Check every line below for the word "What" and copy the ones that have it.

☆ ☆ ☆ ☆ ☆ ☆ ☆

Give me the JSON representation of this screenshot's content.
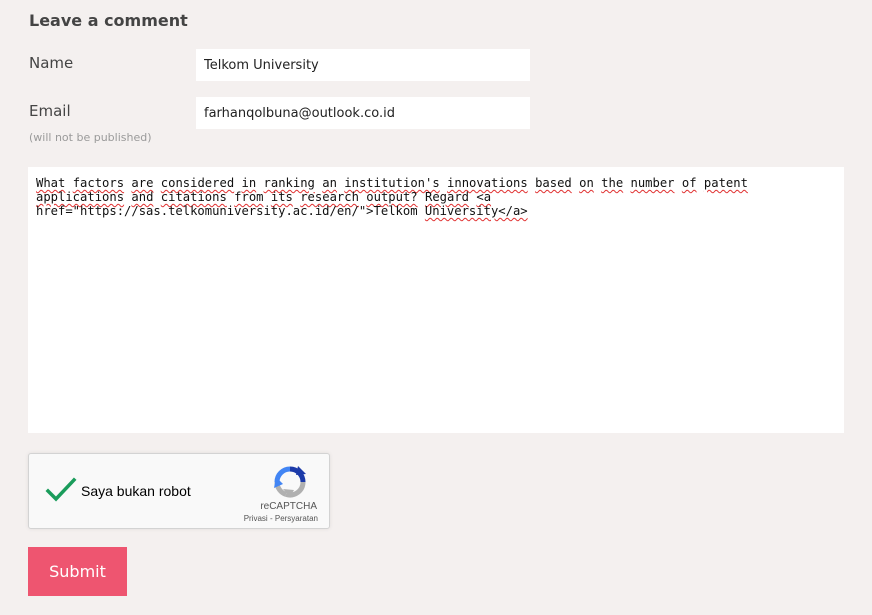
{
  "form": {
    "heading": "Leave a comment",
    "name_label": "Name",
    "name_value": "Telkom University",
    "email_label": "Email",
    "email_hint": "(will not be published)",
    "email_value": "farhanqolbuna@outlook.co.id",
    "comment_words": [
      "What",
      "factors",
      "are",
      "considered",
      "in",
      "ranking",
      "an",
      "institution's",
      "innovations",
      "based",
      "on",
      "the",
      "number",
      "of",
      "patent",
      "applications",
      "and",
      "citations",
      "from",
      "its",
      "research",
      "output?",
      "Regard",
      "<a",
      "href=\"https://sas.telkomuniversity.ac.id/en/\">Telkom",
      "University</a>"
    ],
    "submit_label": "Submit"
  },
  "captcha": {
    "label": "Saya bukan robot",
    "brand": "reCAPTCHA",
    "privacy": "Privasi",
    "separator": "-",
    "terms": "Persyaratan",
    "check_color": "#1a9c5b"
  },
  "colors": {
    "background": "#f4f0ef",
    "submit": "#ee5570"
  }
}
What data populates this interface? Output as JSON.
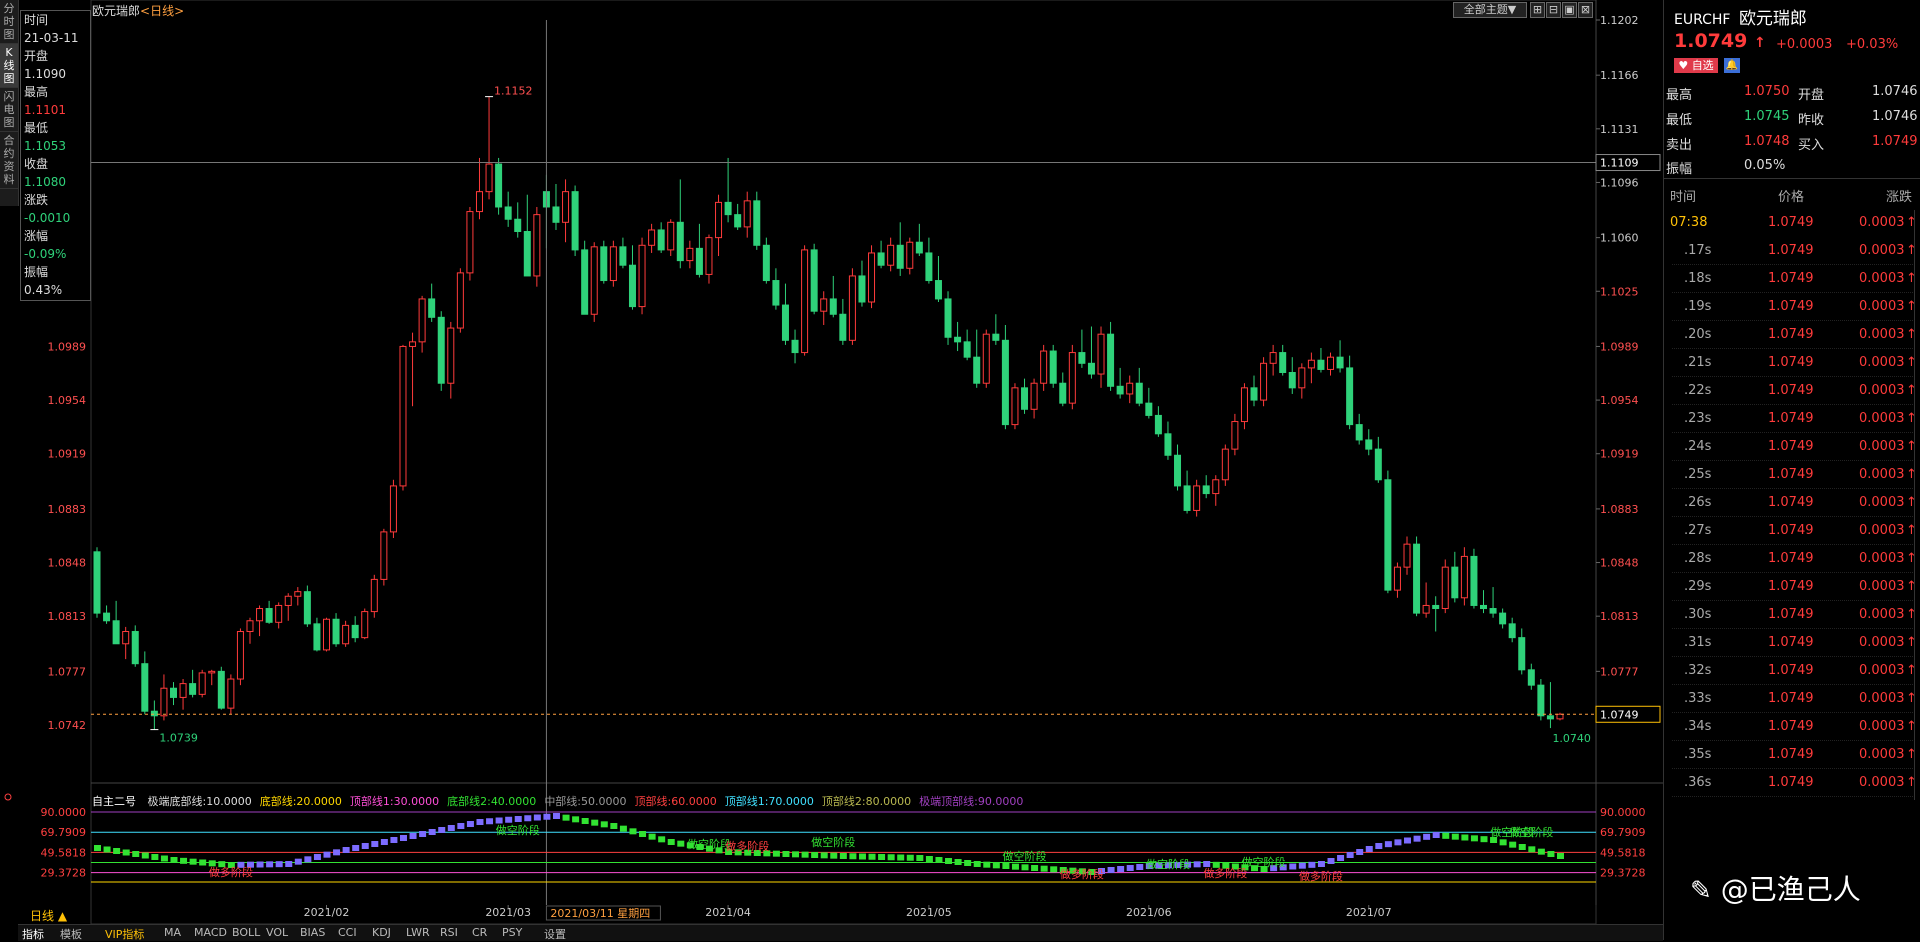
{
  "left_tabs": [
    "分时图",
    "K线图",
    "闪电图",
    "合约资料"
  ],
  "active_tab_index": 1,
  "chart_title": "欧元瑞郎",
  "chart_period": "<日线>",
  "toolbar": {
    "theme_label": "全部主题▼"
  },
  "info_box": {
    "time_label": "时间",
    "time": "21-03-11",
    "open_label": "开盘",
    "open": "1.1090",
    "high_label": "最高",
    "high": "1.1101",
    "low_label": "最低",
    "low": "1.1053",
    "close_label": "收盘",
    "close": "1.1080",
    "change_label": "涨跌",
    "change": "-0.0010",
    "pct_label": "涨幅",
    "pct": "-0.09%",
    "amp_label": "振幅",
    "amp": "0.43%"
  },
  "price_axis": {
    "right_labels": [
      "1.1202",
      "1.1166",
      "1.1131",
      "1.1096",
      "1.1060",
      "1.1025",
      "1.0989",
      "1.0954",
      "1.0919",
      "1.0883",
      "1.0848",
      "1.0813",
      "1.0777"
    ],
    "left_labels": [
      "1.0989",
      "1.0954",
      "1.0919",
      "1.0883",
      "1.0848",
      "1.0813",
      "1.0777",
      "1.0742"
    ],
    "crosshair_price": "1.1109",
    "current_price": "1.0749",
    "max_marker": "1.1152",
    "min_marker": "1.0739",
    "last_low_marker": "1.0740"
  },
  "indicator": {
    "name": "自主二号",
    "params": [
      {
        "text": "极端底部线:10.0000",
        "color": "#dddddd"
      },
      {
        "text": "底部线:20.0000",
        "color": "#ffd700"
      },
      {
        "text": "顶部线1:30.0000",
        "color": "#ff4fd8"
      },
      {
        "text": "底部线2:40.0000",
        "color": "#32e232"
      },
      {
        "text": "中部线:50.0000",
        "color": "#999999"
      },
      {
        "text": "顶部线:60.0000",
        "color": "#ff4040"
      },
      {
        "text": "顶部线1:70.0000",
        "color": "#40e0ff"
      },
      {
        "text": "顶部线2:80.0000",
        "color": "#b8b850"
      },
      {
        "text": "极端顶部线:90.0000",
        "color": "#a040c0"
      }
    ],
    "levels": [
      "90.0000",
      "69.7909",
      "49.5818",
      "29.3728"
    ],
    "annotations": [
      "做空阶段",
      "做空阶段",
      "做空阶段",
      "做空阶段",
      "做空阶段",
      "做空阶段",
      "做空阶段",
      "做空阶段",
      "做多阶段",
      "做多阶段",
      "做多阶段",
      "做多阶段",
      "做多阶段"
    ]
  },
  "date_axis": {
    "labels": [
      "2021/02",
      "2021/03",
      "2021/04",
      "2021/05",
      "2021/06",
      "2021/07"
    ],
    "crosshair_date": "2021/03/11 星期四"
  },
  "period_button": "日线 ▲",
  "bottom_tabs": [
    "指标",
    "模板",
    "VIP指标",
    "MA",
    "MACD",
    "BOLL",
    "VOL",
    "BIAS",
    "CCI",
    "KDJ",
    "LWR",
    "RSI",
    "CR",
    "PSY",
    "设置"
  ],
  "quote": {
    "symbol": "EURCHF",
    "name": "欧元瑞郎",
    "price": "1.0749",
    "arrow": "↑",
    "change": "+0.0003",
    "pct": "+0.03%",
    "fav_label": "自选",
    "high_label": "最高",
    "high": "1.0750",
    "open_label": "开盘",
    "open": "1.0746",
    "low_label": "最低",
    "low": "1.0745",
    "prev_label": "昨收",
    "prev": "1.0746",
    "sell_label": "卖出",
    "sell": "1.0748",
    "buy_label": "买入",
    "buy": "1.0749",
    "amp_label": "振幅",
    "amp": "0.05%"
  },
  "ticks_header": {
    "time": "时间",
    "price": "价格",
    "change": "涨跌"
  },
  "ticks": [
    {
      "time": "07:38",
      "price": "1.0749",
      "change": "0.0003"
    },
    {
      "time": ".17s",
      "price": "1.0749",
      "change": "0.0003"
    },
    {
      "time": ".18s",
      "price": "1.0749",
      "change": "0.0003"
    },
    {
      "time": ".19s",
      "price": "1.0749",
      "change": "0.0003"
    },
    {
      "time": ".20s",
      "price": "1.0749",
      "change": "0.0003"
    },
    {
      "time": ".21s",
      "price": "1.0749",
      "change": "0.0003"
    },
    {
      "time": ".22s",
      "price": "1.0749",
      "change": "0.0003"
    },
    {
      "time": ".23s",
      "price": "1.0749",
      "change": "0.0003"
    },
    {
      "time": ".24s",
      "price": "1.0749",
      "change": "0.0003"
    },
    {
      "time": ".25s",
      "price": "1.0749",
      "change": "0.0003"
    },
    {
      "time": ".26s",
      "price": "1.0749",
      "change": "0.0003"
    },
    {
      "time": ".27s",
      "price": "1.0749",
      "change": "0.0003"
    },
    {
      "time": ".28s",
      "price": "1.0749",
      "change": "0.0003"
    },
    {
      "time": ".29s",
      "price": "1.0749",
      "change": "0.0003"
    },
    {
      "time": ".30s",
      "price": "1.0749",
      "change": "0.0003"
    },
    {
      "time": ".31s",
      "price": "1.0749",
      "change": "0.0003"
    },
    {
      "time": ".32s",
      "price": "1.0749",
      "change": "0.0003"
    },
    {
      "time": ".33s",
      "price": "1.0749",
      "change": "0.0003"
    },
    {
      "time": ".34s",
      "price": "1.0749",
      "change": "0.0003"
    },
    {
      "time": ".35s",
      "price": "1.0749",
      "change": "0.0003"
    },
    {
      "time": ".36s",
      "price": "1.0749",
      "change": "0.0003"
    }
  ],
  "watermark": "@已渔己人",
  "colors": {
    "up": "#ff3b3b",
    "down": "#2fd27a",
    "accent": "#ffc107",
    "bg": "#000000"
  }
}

☆ ☆ ☆ ☆ ☆ ☆ ☆

**The response:**
      "What",
What data populates this interface? Output as JSON.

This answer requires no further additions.